Written request =>
How many of the lines that follow contain the word "wurden"? Give only the number.

Given records =>
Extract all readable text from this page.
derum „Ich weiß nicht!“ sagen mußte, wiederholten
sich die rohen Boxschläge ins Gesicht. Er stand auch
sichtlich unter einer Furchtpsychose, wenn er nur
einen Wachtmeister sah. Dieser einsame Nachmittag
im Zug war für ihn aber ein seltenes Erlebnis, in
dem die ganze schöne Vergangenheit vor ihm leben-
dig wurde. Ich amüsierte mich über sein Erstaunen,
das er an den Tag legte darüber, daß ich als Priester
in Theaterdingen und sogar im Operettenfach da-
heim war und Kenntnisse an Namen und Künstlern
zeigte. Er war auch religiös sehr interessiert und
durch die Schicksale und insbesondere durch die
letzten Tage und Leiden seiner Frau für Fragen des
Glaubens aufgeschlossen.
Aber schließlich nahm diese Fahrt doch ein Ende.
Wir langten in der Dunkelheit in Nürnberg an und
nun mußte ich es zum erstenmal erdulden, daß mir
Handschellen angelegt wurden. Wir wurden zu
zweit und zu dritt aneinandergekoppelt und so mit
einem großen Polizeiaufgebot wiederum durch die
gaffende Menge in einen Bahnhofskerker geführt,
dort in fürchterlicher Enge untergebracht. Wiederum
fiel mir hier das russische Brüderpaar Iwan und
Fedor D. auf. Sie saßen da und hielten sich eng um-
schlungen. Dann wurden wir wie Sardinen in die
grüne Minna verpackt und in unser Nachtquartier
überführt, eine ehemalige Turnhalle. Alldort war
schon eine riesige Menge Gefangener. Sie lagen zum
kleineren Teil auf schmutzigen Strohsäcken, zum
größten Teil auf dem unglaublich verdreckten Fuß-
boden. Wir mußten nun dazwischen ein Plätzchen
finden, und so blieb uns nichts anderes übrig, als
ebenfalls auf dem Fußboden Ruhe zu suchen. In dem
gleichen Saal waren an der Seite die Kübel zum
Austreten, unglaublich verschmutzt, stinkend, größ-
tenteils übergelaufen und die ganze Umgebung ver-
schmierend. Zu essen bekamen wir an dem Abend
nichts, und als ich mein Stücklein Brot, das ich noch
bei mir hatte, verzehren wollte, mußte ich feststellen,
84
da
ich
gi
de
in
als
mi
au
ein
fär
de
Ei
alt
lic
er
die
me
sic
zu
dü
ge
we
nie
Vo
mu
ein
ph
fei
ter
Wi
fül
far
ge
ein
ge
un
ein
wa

The reply =>
2